---------- MATERIAL SHOWN ----------
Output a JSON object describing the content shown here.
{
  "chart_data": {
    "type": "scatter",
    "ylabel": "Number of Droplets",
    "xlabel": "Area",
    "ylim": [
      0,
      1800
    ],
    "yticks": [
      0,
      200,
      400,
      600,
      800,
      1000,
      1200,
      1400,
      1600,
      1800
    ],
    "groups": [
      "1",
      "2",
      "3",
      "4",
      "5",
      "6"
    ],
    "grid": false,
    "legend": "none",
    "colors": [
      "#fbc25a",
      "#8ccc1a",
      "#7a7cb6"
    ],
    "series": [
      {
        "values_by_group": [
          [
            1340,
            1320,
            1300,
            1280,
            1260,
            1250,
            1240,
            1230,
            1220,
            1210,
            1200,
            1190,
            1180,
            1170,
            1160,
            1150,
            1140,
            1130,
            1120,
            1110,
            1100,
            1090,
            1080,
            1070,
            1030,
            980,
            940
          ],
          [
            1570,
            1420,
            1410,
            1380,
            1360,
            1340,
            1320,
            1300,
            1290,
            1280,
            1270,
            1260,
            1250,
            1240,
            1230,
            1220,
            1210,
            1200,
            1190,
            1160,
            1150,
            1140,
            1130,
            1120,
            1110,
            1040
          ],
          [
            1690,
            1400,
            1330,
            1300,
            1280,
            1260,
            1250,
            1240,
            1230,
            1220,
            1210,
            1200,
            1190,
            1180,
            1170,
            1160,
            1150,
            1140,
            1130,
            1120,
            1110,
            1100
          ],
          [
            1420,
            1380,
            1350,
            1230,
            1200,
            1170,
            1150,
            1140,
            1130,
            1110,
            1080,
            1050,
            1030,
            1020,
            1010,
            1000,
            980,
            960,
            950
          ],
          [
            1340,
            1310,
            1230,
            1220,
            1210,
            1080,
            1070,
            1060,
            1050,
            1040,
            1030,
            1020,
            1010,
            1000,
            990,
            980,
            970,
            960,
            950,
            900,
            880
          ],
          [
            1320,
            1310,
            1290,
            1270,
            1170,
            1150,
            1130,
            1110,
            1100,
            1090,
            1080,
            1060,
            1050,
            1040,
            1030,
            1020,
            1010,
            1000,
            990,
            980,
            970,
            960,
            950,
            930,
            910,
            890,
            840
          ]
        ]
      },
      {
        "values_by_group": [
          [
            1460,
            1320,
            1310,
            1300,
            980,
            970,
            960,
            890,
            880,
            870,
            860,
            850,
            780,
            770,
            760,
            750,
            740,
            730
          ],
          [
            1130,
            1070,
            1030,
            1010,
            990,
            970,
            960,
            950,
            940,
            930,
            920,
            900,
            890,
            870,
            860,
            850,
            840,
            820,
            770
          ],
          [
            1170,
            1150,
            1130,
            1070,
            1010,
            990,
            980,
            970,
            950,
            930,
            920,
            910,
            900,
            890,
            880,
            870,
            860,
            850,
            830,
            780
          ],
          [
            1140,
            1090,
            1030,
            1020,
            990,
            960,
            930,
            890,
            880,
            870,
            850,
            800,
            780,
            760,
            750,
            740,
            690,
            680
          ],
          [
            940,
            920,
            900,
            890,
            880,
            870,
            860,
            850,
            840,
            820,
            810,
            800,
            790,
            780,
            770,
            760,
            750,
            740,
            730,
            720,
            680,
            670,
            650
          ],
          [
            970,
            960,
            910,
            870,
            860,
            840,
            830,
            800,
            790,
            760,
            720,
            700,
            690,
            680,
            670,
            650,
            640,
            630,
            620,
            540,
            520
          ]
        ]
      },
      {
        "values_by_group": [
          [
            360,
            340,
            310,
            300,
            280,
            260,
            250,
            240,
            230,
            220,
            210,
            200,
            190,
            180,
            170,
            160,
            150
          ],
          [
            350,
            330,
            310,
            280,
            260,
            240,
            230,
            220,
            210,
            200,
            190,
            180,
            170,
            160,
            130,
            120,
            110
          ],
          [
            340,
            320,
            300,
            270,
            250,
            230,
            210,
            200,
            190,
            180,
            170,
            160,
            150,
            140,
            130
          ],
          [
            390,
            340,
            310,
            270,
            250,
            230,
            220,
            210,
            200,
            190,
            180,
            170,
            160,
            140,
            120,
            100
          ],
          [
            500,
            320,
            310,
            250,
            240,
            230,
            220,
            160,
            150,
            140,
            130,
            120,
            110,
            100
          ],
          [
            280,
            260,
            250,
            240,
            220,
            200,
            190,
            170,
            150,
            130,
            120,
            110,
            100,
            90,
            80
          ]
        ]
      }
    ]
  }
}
----------
__WHAT IS BEING ASKED__. Write out every entry verbatim.

__WORKED ANSWER__.
Output a JSON object describing the content shown here.
{
  "chart_data": {
    "type": "scatter",
    "ylabel": "Number of Droplets",
    "xlabel": "Area",
    "ylim": [
      0,
      1800
    ],
    "yticks": [
      0,
      200,
      400,
      600,
      800,
      1000,
      1200,
      1400,
      1600,
      1800
    ],
    "groups": [
      "1",
      "2",
      "3",
      "4",
      "5",
      "6"
    ],
    "grid": false,
    "legend": "none",
    "colors": [
      "#fbc25a",
      "#8ccc1a",
      "#7a7cb6"
    ],
    "series": [
      {
        "values_by_group": [
          [
            1340,
            1320,
            1300,
            1280,
            1260,
            1250,
            1240,
            1230,
            1220,
            1210,
            1200,
            1190,
            1180,
            1170,
            1160,
            1150,
            1140,
            1130,
            1120,
            1110,
            1100,
            1090,
            1080,
            1070,
            1030,
            980,
            940
          ],
          [
            1570,
            1420,
            1410,
            1380,
            1360,
            1340,
            1320,
            1300,
            1290,
            1280,
            1270,
            1260,
            1250,
            1240,
            1230,
            1220,
            1210,
            1200,
            1190,
            1160,
            1150,
            1140,
            1130,
            1120,
            1110,
            1040
          ],
          [
            1690,
            1400,
            1330,
            1300,
            1280,
            1260,
            1250,
            1240,
            1230,
            1220,
            1210,
            1200,
            1190,
            1180,
            1170,
            1160,
            1150,
            1140,
            1130,
            1120,
            1110,
            1100
          ],
          [
            1420,
            1380,
            1350,
            1230,
            1200,
            1170,
            1150,
            1140,
            1130,
            1110,
            1080,
            1050,
            1030,
            1020,
            1010,
            1000,
            980,
            960,
            950
          ],
          [
            1340,
            1310,
            1230,
            1220,
            1210,
            1080,
            1070,
            1060,
            1050,
            1040,
            1030,
            1020,
            1010,
            1000,
            990,
            980,
            970,
            960,
            950,
            900,
            880
          ],
          [
            1320,
            1310,
            1290,
            1270,
            1170,
            1150,
            1130,
            1110,
            1100,
            1090,
            1080,
            1060,
            1050,
            1040,
            1030,
            1020,
            1010,
            1000,
            990,
            980,
            970,
            960,
            950,
            930,
            910,
            890,
            840
          ]
        ]
      },
      {
        "values_by_group": [
          [
            1460,
            1320,
            1310,
            1300,
            980,
            970,
            960,
            890,
            880,
            870,
            860,
            850,
            780,
            770,
            760,
            750,
            740,
            730
          ],
          [
            1130,
            1070,
            1030,
            1010,
            990,
            970,
            960,
            950,
            940,
            930,
            920,
            900,
            890,
            870,
            860,
            850,
            840,
            820,
            770
          ],
          [
            1170,
            1150,
            1130,
            1070,
            1010,
            990,
            980,
            970,
            950,
            930,
            920,
            910,
            900,
            890,
            880,
            870,
            860,
            850,
            830,
            780
          ],
          [
            1140,
            1090,
            1030,
            1020,
            990,
            960,
            930,
            890,
            880,
            870,
            850,
            800,
            780,
            760,
            750,
            740,
            690,
            680
          ],
          [
            940,
            920,
            900,
            890,
            880,
            870,
            860,
            850,
            840,
            820,
            810,
            800,
            790,
            780,
            770,
            760,
            750,
            740,
            730,
            720,
            680,
            670,
            650
          ],
          [
            970,
            960,
            910,
            870,
            860,
            840,
            830,
            800,
            790,
            760,
            720,
            700,
            690,
            680,
            670,
            650,
            640,
            630,
            620,
            540,
            520
          ]
        ]
      },
      {
        "values_by_group": [
          [
            360,
            340,
            310,
            300,
            280,
            260,
            250,
            240,
            230,
            220,
            210,
            200,
            190,
            180,
            170,
            160,
            150
          ],
          [
            350,
            330,
            310,
            280,
            260,
            240,
            230,
            220,
            210,
            200,
            190,
            180,
            170,
            160,
            130,
            120,
            110
          ],
          [
            340,
            320,
            300,
            270,
            250,
            230,
            210,
            200,
            190,
            180,
            170,
            160,
            150,
            140,
            130
          ],
          [
            390,
            340,
            310,
            270,
            250,
            230,
            220,
            210,
            200,
            190,
            180,
            170,
            160,
            140,
            120,
            100
          ],
          [
            500,
            320,
            310,
            250,
            240,
            230,
            220,
            160,
            150,
            140,
            130,
            120,
            110,
            100
          ],
          [
            280,
            260,
            250,
            240,
            220,
            200,
            190,
            170,
            150,
            130,
            120,
            110,
            100,
            90,
            80
          ]
        ]
      }
    ]
  }
}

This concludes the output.